-- start of Supplied entries --
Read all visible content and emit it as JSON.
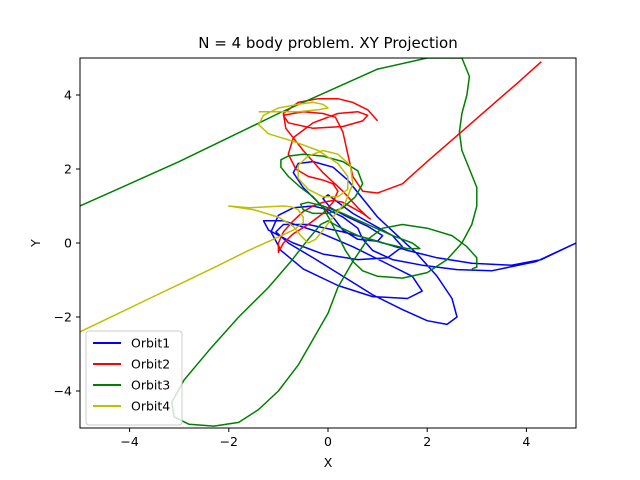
{
  "chart_data": {
    "type": "line",
    "title": "N = 4 body problem. XY Projection",
    "xlabel": "X",
    "ylabel": "Y",
    "xlim": [
      -5,
      5
    ],
    "ylim": [
      -5,
      5
    ],
    "xticks": [
      -4,
      -2,
      0,
      2,
      4
    ],
    "yticks": [
      -4,
      -2,
      0,
      2,
      4
    ],
    "grid": false,
    "legend_position": "lower-left",
    "series": [
      {
        "name": "Orbit1",
        "color": "#0000ff",
        "x": [
          5.0,
          4.2,
          3.3,
          2.6,
          1.9,
          1.3,
          0.9,
          0.7,
          0.6,
          0.3,
          0.0,
          -0.3,
          -0.7,
          -1.0,
          -1.15,
          -0.95,
          -0.5,
          0.2,
          0.9,
          1.6,
          1.9,
          1.7,
          1.1,
          0.5,
          -0.2,
          -0.9,
          -1.3,
          -1.2,
          -0.7,
          -0.1,
          0.6,
          1.2,
          1.5,
          1.3,
          0.9,
          0.5,
          0.2,
          0.0,
          -0.1,
          0.05,
          0.4,
          0.8,
          1.1,
          1.0,
          0.6,
          0.3,
          0.1,
          -0.2,
          -0.5,
          -0.7,
          -0.6,
          -0.3,
          0.1,
          0.4,
          0.7,
          1.0,
          1.4,
          1.8,
          2.2,
          2.5,
          2.6,
          2.4,
          2.0,
          1.5,
          0.9,
          0.3,
          -0.3,
          -0.8,
          -1.05,
          -0.9,
          -0.4,
          0.3,
          1.0,
          1.6,
          2.2,
          2.9,
          3.7,
          4.3,
          5.0
        ],
        "y": [
          0.0,
          -0.5,
          -0.75,
          -0.72,
          -0.6,
          -0.45,
          -0.2,
          0.1,
          0.4,
          0.7,
          0.9,
          1.0,
          0.95,
          0.75,
          0.3,
          -0.2,
          -0.7,
          -1.15,
          -1.45,
          -1.5,
          -1.3,
          -0.9,
          -0.5,
          -0.1,
          0.3,
          0.6,
          0.6,
          0.35,
          0.0,
          -0.3,
          -0.45,
          -0.4,
          -0.1,
          0.2,
          0.5,
          0.8,
          1.1,
          1.3,
          1.2,
          0.95,
          0.7,
          0.45,
          0.2,
          0.05,
          0.1,
          0.35,
          0.7,
          1.1,
          1.5,
          1.9,
          2.15,
          2.2,
          2.05,
          1.7,
          1.2,
          0.7,
          0.2,
          -0.3,
          -0.9,
          -1.5,
          -2.0,
          -2.2,
          -2.1,
          -1.8,
          -1.4,
          -0.9,
          -0.4,
          0.0,
          0.3,
          0.5,
          0.5,
          0.3,
          0.05,
          -0.2,
          -0.4,
          -0.55,
          -0.6,
          -0.45,
          0.0
        ]
      },
      {
        "name": "Orbit2",
        "color": "#ff0000",
        "x": [
          4.3,
          3.8,
          3.2,
          2.6,
          2.0,
          1.5,
          1.0,
          0.7,
          0.5,
          0.4,
          0.3,
          0.15,
          -0.1,
          -0.5,
          -0.9,
          -0.8,
          -0.3,
          0.3,
          0.7,
          0.8,
          0.6,
          0.2,
          -0.3,
          -0.7,
          -0.8,
          -0.65,
          -0.4,
          -0.1,
          0.1,
          0.2,
          0.1,
          -0.1,
          -0.4,
          -0.7,
          -0.9,
          -1.0,
          -1.0,
          -0.9,
          -0.7,
          -0.5,
          -0.3,
          -0.1,
          0.1,
          0.3,
          0.5,
          0.7,
          0.85,
          0.8,
          0.6,
          0.3,
          -0.1,
          -0.5,
          -0.85,
          -0.9,
          -0.6,
          -0.2,
          0.2,
          0.5,
          0.8,
          1.0
        ],
        "y": [
          4.9,
          4.3,
          3.6,
          2.9,
          2.2,
          1.6,
          1.35,
          1.4,
          1.8,
          2.4,
          3.0,
          3.4,
          3.5,
          3.55,
          3.45,
          3.25,
          3.1,
          3.15,
          3.3,
          3.45,
          3.55,
          3.5,
          3.25,
          2.85,
          2.4,
          2.0,
          1.8,
          1.7,
          1.6,
          1.4,
          1.1,
          0.8,
          0.5,
          0.25,
          0.0,
          -0.25,
          0.0,
          0.3,
          0.6,
          0.85,
          1.0,
          1.1,
          1.15,
          1.1,
          0.95,
          0.8,
          0.65,
          0.7,
          0.95,
          1.4,
          1.9,
          2.5,
          3.1,
          3.5,
          3.8,
          3.9,
          3.9,
          3.8,
          3.6,
          3.3
        ]
      },
      {
        "name": "Orbit3",
        "color": "#008000",
        "x": [
          -5.0,
          -4.0,
          -3.0,
          -2.0,
          -1.0,
          0.0,
          0.5,
          1.0,
          2.0,
          2.7,
          2.85,
          2.8,
          2.7,
          2.65,
          2.7,
          2.85,
          3.0,
          3.0,
          2.9,
          2.7,
          2.4,
          2.0,
          1.5,
          1.0,
          0.7,
          0.5,
          0.35,
          0.2,
          0.05,
          -0.1,
          -0.3,
          -0.55,
          -0.8,
          -0.95,
          -0.95,
          -0.8,
          -0.5,
          -0.1,
          0.3,
          0.6,
          0.7,
          0.55,
          0.3,
          0.0,
          -0.3,
          -0.5,
          -0.55,
          -0.4,
          -0.1,
          0.3,
          0.8,
          1.3,
          1.7,
          1.85,
          1.6,
          1.1,
          0.6,
          0.2,
          0.0,
          -0.15,
          -0.4,
          -0.75,
          -1.2,
          -1.8,
          -2.4,
          -2.9,
          -3.15,
          -3.1,
          -2.8,
          -2.3,
          -1.8,
          -1.4,
          -1.0,
          -0.6,
          -0.3,
          0.0,
          0.2,
          0.5,
          0.8,
          1.1,
          1.5,
          2.0,
          2.5,
          2.8,
          3.0,
          3.0,
          2.9
        ],
        "y": [
          1.0,
          1.6,
          2.2,
          2.85,
          3.5,
          4.1,
          4.4,
          4.7,
          5.0,
          5.0,
          4.5,
          4.0,
          3.5,
          3.0,
          2.5,
          2.0,
          1.5,
          1.0,
          0.5,
          0.0,
          -0.45,
          -0.8,
          -0.95,
          -0.9,
          -0.75,
          -0.5,
          -0.2,
          0.2,
          0.6,
          0.95,
          1.25,
          1.5,
          1.8,
          2.05,
          2.25,
          2.35,
          2.4,
          2.35,
          2.2,
          1.95,
          1.6,
          1.25,
          0.95,
          0.8,
          0.8,
          0.9,
          1.05,
          1.1,
          1.0,
          0.8,
          0.5,
          0.2,
          0.0,
          -0.15,
          -0.15,
          0.0,
          0.2,
          0.45,
          0.6,
          0.5,
          0.1,
          -0.5,
          -1.2,
          -2.0,
          -2.9,
          -3.7,
          -4.3,
          -4.7,
          -4.9,
          -4.95,
          -4.85,
          -4.5,
          -4.0,
          -3.3,
          -2.6,
          -1.9,
          -1.2,
          -0.5,
          0.1,
          0.4,
          0.5,
          0.4,
          0.2,
          -0.1,
          -0.4,
          -0.65,
          -0.7
        ]
      },
      {
        "name": "Orbit4",
        "color": "#bfbf00",
        "x": [
          -5.0,
          -4.3,
          -3.6,
          -2.9,
          -2.2,
          -1.6,
          -1.1,
          -0.7,
          -0.5,
          -0.5,
          -0.6,
          -0.75,
          -0.9,
          -1.2,
          -1.6,
          -2.0,
          -1.5,
          -1.0,
          -0.7,
          -0.55,
          -0.4,
          -0.25,
          -0.1,
          0.1,
          0.35,
          0.5,
          0.45,
          0.2,
          -0.1,
          -0.4,
          -0.6,
          -0.6,
          -0.4,
          -0.1,
          0.2,
          0.4,
          0.4,
          0.2,
          -0.2,
          -0.7,
          -1.2,
          -1.4,
          -1.3,
          -1.0,
          -0.6,
          -0.3,
          -0.1,
          0.0,
          -0.2,
          -0.6,
          -1.0,
          -1.4
        ],
        "y": [
          -2.4,
          -1.95,
          -1.5,
          -1.05,
          -0.6,
          -0.2,
          0.1,
          0.35,
          0.55,
          0.7,
          0.9,
          0.98,
          1.0,
          0.98,
          0.95,
          1.0,
          0.9,
          0.7,
          0.45,
          0.2,
          0.0,
          0.1,
          0.35,
          0.7,
          1.1,
          1.6,
          2.1,
          2.4,
          2.5,
          2.35,
          2.1,
          1.75,
          1.45,
          1.25,
          1.25,
          1.45,
          1.8,
          2.15,
          2.5,
          2.75,
          2.95,
          3.2,
          3.45,
          3.65,
          3.75,
          3.8,
          3.75,
          3.65,
          3.6,
          3.55,
          3.55,
          3.55
        ]
      }
    ]
  }
}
-- end of Supplied entries --
▸ **Description of the task**
Return nothing except the number of lines that include the string "color".

▸ **Written response**
4